EXERCISE DIRECTIONS: Where a line holds "deadline", copy it.
--- Start of MATERIAL FOR THIS TASK ---
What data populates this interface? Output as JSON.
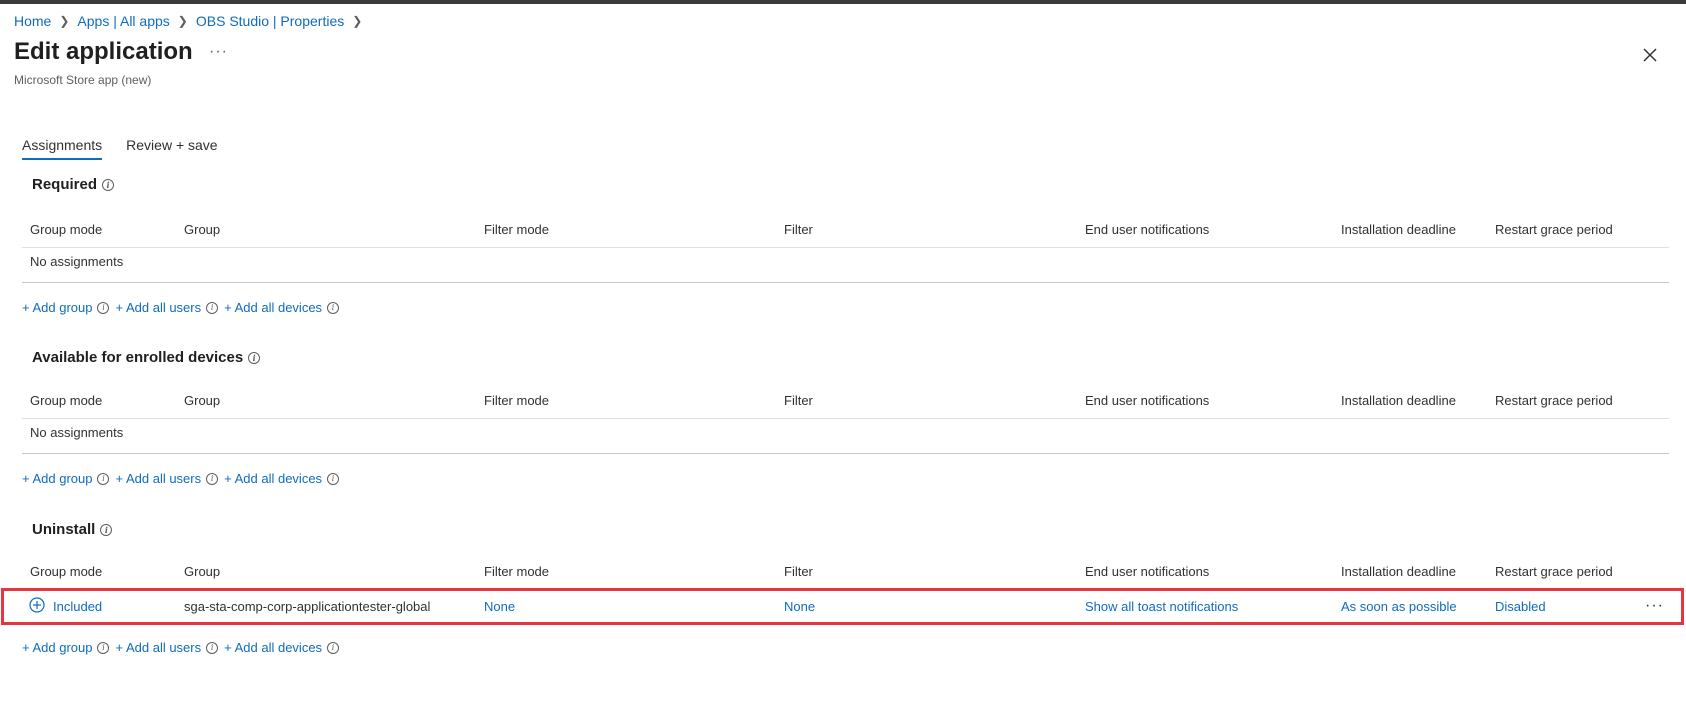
{
  "breadcrumb": [
    {
      "label": "Home"
    },
    {
      "label": "Apps | All apps"
    },
    {
      "label": "OBS Studio | Properties"
    }
  ],
  "header": {
    "title": "Edit application",
    "more": "···",
    "subtitle": "Microsoft Store app (new)"
  },
  "tabs": [
    {
      "label": "Assignments",
      "active": true
    },
    {
      "label": "Review + save",
      "active": false
    }
  ],
  "columns": [
    "Group mode",
    "Group",
    "Filter mode",
    "Filter",
    "End user notifications",
    "Installation deadline",
    "Restart grace period"
  ],
  "sections": {
    "required": {
      "title": "Required",
      "empty_text": "No assignments"
    },
    "available": {
      "title": "Available for enrolled devices",
      "empty_text": "No assignments"
    },
    "uninstall": {
      "title": "Uninstall",
      "row": {
        "group_mode": "Included",
        "group": "sga-sta-comp-corp-applicationtester-global",
        "filter_mode": "None",
        "filter": "None",
        "notifications": "Show all toast notifications",
        "deadline": "As soon as possible",
        "restart": "Disabled",
        "more": "···"
      }
    }
  },
  "actions": {
    "add_group": "+ Add group",
    "add_all_users": "+ Add all users",
    "add_all_devices": "+ Add all devices"
  },
  "colors": {
    "link": "#0f6cbd",
    "highlight": "#e6353e"
  }
}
--- End of MATERIAL FOR THIS TASK ---
ANSWER TO THE EXERCISE:
    "Installation deadline",
        "deadline": "As soon as possible",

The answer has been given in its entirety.